----- 所给文本
【leetcode】1035. Uncrossed Lines

Dear 丶 2022-01-10 06:11 143阅读 0赞

**题目如下：**

> We write the integers of `A` and `B` (in the order they are given) on two separate horizontal lines.
> 
> Now, we may draw *connecting lines*: a straight line connecting two numbers `A[i]` and `B[j]` such that:
> 
>  *  `A[i] == B[j]`;
>  *  The line we draw does not intersect any other connecting (non-horizontal) line.
> 
> Note that a connecting lines cannot intersect even at the endpoints: each number can only belong to one connecting line.
> 
> Return the maximum number of connecting lines we can draw in this way.
----------
----- 所给资料
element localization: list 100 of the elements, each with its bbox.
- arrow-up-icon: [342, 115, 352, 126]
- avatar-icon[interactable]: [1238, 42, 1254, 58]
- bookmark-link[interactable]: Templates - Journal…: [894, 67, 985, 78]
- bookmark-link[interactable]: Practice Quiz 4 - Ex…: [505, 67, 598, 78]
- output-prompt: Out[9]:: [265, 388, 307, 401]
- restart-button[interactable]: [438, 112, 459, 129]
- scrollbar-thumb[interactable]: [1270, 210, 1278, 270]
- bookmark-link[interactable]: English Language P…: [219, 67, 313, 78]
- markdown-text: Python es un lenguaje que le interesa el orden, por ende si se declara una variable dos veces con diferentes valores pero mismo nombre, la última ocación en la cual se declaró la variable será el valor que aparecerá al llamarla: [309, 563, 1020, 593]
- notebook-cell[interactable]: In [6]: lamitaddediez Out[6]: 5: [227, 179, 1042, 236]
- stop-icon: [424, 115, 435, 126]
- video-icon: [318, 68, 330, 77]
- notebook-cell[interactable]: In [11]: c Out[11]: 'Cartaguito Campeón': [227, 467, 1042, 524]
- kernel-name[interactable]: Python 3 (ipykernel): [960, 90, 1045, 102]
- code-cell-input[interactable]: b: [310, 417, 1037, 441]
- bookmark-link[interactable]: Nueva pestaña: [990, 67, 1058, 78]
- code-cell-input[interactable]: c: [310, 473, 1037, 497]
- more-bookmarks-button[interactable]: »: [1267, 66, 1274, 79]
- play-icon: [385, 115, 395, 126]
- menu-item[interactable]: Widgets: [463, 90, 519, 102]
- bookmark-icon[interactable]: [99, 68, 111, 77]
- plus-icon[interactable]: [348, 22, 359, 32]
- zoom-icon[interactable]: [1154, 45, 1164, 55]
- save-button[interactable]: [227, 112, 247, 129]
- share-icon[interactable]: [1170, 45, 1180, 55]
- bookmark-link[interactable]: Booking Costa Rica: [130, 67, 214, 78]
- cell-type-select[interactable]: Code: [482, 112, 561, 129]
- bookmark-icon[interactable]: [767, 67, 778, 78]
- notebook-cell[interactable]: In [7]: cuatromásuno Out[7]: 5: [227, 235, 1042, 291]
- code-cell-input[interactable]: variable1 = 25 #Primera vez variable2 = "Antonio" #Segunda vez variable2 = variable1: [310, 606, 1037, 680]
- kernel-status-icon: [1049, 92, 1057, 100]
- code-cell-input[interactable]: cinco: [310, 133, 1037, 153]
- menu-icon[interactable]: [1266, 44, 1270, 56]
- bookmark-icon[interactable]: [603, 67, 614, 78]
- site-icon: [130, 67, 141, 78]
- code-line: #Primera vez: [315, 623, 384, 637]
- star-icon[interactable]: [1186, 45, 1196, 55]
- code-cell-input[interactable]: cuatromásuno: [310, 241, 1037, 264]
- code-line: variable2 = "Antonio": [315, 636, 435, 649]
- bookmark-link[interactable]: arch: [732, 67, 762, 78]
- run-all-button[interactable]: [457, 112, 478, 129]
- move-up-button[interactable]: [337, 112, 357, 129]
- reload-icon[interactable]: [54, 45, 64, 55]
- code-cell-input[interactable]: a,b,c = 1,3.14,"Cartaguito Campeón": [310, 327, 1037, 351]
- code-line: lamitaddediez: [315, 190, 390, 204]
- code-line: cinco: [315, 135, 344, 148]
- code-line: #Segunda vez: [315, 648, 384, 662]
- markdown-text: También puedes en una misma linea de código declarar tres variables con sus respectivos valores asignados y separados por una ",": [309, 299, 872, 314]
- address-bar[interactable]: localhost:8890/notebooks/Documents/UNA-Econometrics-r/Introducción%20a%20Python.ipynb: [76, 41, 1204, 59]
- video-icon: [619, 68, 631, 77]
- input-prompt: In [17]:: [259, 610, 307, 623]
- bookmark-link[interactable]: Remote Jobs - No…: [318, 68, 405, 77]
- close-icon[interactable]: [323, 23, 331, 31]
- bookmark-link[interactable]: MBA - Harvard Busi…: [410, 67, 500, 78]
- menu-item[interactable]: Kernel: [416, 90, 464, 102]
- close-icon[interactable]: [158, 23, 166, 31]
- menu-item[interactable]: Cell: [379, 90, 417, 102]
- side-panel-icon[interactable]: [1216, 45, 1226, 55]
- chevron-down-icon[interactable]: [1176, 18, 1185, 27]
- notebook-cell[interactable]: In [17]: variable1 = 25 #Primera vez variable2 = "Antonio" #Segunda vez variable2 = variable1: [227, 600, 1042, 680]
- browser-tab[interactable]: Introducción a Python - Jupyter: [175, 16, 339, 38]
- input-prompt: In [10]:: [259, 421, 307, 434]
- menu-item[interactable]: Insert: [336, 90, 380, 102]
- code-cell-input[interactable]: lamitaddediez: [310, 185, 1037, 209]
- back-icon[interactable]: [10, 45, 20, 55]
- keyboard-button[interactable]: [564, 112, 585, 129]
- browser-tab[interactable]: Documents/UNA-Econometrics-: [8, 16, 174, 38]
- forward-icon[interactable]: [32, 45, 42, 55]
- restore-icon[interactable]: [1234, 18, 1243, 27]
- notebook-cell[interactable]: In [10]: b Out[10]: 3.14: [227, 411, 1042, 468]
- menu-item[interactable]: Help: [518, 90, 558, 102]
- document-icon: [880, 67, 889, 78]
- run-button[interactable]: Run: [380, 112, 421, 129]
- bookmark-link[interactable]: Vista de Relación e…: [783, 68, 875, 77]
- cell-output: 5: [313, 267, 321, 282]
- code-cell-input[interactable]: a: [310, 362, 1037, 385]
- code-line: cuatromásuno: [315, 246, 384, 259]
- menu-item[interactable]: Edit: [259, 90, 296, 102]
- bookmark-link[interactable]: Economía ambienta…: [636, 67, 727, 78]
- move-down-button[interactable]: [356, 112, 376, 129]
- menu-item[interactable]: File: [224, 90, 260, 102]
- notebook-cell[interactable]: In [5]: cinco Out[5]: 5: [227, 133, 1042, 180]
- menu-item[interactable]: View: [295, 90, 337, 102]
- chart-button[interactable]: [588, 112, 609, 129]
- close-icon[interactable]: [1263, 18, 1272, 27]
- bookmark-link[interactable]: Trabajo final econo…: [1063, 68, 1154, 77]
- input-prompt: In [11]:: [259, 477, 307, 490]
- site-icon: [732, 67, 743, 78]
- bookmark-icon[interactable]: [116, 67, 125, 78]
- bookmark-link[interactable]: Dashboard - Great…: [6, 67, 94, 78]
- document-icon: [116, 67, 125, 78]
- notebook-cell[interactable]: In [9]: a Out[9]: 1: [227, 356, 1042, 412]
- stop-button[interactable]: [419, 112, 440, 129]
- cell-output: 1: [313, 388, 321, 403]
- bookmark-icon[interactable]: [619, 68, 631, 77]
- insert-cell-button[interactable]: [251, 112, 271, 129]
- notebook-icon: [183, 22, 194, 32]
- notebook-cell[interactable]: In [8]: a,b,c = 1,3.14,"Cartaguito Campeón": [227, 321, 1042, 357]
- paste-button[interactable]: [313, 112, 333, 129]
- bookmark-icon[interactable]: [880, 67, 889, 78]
----------
任务要求:
请把上文关于不相交线的题目中从“Dear 丶 2022-01-10”到“connecting (non-horizontal) line.”的这一段重写出来，并将其中的“integers”改为“numbers”。

本题作答:
Dear 丶 2022-01-10 06:11 143阅读 0赞

**题目如下：**

> We write the numbers of `A` and `B` (in the order they are given) on two separate horizontal lines.
> 
> Now, we may draw *connecting lines*: a straight line connecting two numbers `A[i]` and `B[j]` such that:
> 
>  *  `A[i] == B[j]`;
>  *  The line we draw does not intersect any other connecting (non-horizontal) line.